Requirement: Would you return the complete listing below word for word?
::: Dataset records :::
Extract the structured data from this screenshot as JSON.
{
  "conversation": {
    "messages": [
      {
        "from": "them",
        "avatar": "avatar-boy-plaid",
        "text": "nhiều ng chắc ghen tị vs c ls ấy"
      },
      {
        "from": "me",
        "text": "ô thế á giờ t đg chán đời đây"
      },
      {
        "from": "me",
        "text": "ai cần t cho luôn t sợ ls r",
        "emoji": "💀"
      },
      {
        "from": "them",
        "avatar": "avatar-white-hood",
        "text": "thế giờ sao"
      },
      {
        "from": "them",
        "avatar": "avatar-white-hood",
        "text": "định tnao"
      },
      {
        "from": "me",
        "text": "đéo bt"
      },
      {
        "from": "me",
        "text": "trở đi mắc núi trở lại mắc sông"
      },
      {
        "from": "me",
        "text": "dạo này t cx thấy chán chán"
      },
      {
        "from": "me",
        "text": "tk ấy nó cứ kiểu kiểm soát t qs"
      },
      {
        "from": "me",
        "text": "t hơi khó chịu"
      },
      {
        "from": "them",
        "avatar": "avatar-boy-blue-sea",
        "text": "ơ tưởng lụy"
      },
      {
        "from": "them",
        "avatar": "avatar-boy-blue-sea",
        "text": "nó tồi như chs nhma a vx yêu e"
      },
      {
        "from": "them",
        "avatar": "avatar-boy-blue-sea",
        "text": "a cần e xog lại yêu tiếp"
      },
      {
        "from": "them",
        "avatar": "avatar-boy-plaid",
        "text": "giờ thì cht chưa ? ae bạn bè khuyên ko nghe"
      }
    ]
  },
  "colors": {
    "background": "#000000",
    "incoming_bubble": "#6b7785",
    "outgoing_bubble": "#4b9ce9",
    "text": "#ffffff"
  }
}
:::
Problem solution:
Extract the structured data from this screenshot as JSON.
{
  "conversation": {
    "messages": [
      {
        "from": "them",
        "avatar": "avatar-boy-plaid",
        "text": "nhiều ng chắc ghen tị vs c ls ấy"
      },
      {
        "from": "me",
        "text": "ô thế á giờ t đg chán đời đây"
      },
      {
        "from": "me",
        "text": "ai cần t cho luôn t sợ ls r",
        "emoji": "💀"
      },
      {
        "from": "them",
        "avatar": "avatar-white-hood",
        "text": "thế giờ sao"
      },
      {
        "from": "them",
        "avatar": "avatar-white-hood",
        "text": "định tnao"
      },
      {
        "from": "me",
        "text": "đéo bt"
      },
      {
        "from": "me",
        "text": "trở đi mắc núi trở lại mắc sông"
      },
      {
        "from": "me",
        "text": "dạo này t cx thấy chán chán"
      },
      {
        "from": "me",
        "text": "tk ấy nó cứ kiểu kiểm soát t qs"
      },
      {
        "from": "me",
        "text": "t hơi khó chịu"
      },
      {
        "from": "them",
        "avatar": "avatar-boy-blue-sea",
        "text": "ơ tưởng lụy"
      },
      {
        "from": "them",
        "avatar": "avatar-boy-blue-sea",
        "text": "nó tồi như chs nhma a vx yêu e"
      },
      {
        "from": "them",
        "avatar": "avatar-boy-blue-sea",
        "text": "a cần e xog lại yêu tiếp"
      },
      {
        "from": "them",
        "avatar": "avatar-boy-plaid",
        "text": "giờ thì cht chưa ? ae bạn bè khuyên ko nghe"
      }
    ]
  },
  "colors": {
    "background": "#000000",
    "incoming_bubble": "#6b7785",
    "outgoing_bubble": "#4b9ce9",
    "text": "#ffffff"
  }
}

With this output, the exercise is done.